▼
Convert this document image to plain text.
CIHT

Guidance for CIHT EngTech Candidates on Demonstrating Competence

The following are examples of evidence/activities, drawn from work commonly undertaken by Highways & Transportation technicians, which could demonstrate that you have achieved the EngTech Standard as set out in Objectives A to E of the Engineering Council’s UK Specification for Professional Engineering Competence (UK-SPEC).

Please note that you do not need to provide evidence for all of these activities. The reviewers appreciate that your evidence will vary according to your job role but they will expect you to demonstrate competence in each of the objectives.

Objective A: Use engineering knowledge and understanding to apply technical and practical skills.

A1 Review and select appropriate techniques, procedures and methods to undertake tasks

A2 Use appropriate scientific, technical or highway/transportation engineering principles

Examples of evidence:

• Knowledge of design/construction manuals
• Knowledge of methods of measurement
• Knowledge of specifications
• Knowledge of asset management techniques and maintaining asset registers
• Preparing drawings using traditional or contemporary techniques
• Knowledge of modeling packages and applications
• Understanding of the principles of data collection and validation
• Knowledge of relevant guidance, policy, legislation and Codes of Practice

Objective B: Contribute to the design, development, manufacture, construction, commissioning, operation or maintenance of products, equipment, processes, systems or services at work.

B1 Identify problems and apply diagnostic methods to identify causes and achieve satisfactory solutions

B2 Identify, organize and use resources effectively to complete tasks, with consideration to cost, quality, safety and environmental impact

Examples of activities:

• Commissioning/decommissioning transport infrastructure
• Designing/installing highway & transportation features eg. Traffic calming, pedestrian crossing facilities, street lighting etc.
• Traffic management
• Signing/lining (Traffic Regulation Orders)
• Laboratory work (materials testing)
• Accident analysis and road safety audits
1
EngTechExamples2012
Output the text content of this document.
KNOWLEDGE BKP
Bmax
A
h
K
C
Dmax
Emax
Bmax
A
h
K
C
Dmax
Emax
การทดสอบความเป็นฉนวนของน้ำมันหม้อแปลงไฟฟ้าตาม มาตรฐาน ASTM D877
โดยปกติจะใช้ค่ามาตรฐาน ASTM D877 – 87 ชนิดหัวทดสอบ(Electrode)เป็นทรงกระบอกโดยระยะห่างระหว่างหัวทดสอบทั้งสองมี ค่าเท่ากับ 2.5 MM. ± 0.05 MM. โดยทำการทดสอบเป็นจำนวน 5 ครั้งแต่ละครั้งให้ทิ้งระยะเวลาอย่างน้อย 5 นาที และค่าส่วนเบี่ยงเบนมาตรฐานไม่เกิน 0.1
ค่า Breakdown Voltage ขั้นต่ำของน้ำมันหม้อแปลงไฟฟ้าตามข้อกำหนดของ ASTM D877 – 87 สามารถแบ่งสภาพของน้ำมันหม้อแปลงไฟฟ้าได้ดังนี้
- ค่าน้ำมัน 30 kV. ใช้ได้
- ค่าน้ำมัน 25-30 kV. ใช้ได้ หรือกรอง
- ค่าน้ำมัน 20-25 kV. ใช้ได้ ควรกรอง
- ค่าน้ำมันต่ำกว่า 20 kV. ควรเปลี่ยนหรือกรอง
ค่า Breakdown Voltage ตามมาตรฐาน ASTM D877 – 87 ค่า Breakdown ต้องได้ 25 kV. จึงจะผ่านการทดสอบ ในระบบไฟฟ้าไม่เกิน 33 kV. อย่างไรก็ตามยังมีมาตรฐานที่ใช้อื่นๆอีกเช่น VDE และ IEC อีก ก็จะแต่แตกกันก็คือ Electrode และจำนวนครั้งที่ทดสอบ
▲
**SET PROBLEM**
Write out all records exactly, keeping every detail.

**SOLUTION TO THIS PROBLEM**
Convert this document image to plain text.
CIHT

Guidance for CIHT EngTech Candidates on Demonstrating Competence

The following are examples of evidence/activities, drawn from work commonly undertaken by Highways & Transportation technicians, which could demonstrate that you have achieved the EngTech Standard as set out in Objectives A to E of the Engineering Council’s UK Specification for Professional Engineering Competence (UK-SPEC).

Please note that you do not need to provide evidence for all of these activities. The reviewers appreciate that your evidence will vary according to your job role but they will expect you to demonstrate competence in each of the objectives.

Objective A: Use engineering knowledge and understanding to apply technical and practical skills.

A1 Review and select appropriate techniques, procedures and methods to undertake tasks

A2 Use appropriate scientific, technical or highway/transportation engineering principles

Examples of evidence:

• Knowledge of design/construction manuals
• Knowledge of methods of measurement
• Knowledge of specifications
• Knowledge of asset management techniques and maintaining asset registers
• Preparing drawings using traditional or contemporary techniques
• Knowledge of modeling packages and applications
• Understanding of the principles of data collection and validation
• Knowledge of relevant guidance, policy, legislation and Codes of Practice

Objective B: Contribute to the design, development, manufacture, construction, commissioning, operation or maintenance of products, equipment, processes, systems or services at work.

B1 Identify problems and apply diagnostic methods to identify causes and achieve satisfactory solutions

B2 Identify, organize and use resources effectively to complete tasks, with consideration to cost, quality, safety and environmental impact

Examples of activities:

• Commissioning/decommissioning transport infrastructure
• Designing/installing highway & transportation features eg. Traffic calming, pedestrian crossing facilities, street lighting etc.
• Traffic management
• Signing/lining (Traffic Regulation Orders)
• Laboratory work (materials testing)
• Accident analysis and road safety audits
1
EngTechExamples2012
Output the text content of this document.
KNOWLEDGE BKP
Bmax
A
h
K
C
Dmax
Emax
Bmax
A
h
K
C
Dmax
Emax
การทดสอบความเป็นฉนวนของน้ำมันหม้อแปลงไฟฟ้าตาม มาตรฐาน ASTM D877
โดยปกติจะใช้ค่ามาตรฐาน ASTM D877 – 87 ชนิดหัวทดสอบ(Electrode)เป็นทรงกระบอกโดยระยะห่างระหว่างหัวทดสอบทั้งสองมี ค่าเท่ากับ 2.5 MM. ± 0.05 MM. โดยทำการทดสอบเป็นจำนวน 5 ครั้งแต่ละครั้งให้ทิ้งระยะเวลาอย่างน้อย 5 นาที และค่าส่วนเบี่ยงเบนมาตรฐานไม่เกิน 0.1
ค่า Breakdown Voltage ขั้นต่ำของน้ำมันหม้อแปลงไฟฟ้าตามข้อกำหนดของ ASTM D877 – 87 สามารถแบ่งสภาพของน้ำมันหม้อแปลงไฟฟ้าได้ดังนี้
- ค่าน้ำมัน 30 kV. ใช้ได้
- ค่าน้ำมัน 25-30 kV. ใช้ได้ หรือกรอง
- ค่าน้ำมัน 20-25 kV. ใช้ได้ ควรกรอง
- ค่าน้ำมันต่ำกว่า 20 kV. ควรเปลี่ยนหรือกรอง
ค่า Breakdown Voltage ตามมาตรฐาน ASTM D877 – 87 ค่า Breakdown ต้องได้ 25 kV. จึงจะผ่านการทดสอบ ในระบบไฟฟ้าไม่เกิน 33 kV. อย่างไรก็ตามยังมีมาตรฐานที่ใช้อื่นๆอีกเช่น VDE และ IEC อีก ก็จะแต่แตกกันก็คือ Electrode และจำนวนครั้งที่ทดสอบ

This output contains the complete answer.